→ WHAT IS EXPECTED:
Copy the lines below verbatim, beginning with the line that includes "Transcribe this image's" and continuing to the end; leave out everything before it.

→ SOURCE RECORDS:

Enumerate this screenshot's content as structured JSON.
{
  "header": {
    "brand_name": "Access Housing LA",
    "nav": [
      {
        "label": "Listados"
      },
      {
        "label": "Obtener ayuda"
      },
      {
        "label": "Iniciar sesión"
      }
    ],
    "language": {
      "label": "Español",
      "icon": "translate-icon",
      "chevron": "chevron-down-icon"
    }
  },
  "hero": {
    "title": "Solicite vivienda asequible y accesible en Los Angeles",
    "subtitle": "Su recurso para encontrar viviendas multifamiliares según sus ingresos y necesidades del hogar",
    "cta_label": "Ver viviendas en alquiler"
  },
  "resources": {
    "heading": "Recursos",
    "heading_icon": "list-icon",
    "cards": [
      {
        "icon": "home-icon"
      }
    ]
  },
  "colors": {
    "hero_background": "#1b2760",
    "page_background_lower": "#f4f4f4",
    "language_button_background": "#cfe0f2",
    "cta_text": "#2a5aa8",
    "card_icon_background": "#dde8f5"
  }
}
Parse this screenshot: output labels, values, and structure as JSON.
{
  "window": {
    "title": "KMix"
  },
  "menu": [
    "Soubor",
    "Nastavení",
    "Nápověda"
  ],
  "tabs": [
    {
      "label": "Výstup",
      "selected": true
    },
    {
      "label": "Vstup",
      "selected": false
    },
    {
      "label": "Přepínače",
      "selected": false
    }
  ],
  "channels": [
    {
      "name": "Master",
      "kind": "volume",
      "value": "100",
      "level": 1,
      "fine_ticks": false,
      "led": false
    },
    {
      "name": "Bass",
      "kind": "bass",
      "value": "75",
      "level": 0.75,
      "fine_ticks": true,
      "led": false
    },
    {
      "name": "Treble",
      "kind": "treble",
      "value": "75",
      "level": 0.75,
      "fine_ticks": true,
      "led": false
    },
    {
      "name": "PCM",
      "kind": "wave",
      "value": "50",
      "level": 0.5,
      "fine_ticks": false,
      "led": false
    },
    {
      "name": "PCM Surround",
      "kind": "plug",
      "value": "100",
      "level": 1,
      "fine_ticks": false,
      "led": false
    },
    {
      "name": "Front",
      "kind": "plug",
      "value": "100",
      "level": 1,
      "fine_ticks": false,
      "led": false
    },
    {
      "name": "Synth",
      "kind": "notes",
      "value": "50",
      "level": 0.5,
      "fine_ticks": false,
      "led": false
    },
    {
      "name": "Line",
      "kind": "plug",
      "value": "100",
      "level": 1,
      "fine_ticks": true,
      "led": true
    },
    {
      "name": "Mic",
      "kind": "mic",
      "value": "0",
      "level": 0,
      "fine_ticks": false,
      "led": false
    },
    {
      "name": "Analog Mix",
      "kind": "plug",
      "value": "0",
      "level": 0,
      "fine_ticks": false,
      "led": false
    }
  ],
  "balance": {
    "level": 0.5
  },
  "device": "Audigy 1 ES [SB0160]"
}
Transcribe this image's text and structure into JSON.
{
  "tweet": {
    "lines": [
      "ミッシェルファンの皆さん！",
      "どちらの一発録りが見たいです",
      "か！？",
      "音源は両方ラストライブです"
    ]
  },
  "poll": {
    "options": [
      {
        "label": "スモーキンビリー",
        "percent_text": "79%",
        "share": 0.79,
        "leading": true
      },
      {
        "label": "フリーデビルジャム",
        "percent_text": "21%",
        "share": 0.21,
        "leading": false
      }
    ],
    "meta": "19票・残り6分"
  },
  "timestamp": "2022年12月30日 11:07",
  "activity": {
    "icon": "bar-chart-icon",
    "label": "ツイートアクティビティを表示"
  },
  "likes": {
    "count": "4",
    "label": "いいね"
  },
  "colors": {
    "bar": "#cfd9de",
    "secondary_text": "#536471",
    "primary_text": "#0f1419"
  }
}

→ EXERCISE OUTPUT:
Transcribe this image's text and structure into JSON.
{
  "tweet": {
    "lines": [
      "ミッシェルファンの皆さん！",
      "どちらの一発録りが見たいです",
      "か！？",
      "音源は両方ラストライブです"
    ]
  },
  "poll": {
    "options": [
      {
        "label": "スモーキンビリー",
        "percent_text": "79%",
        "share": 0.79,
        "leading": true
      },
      {
        "label": "フリーデビルジャム",
        "percent_text": "21%",
        "share": 0.21,
        "leading": false
      }
    ],
    "meta": "19票・残り6分"
  },
  "timestamp": "2022年12月30日 11:07",
  "activity": {
    "icon": "bar-chart-icon",
    "label": "ツイートアクティビティを表示"
  },
  "likes": {
    "count": "4",
    "label": "いいね"
  },
  "colors": {
    "bar": "#cfd9de",
    "secondary_text": "#536471",
    "primary_text": "#0f1419"
  }
}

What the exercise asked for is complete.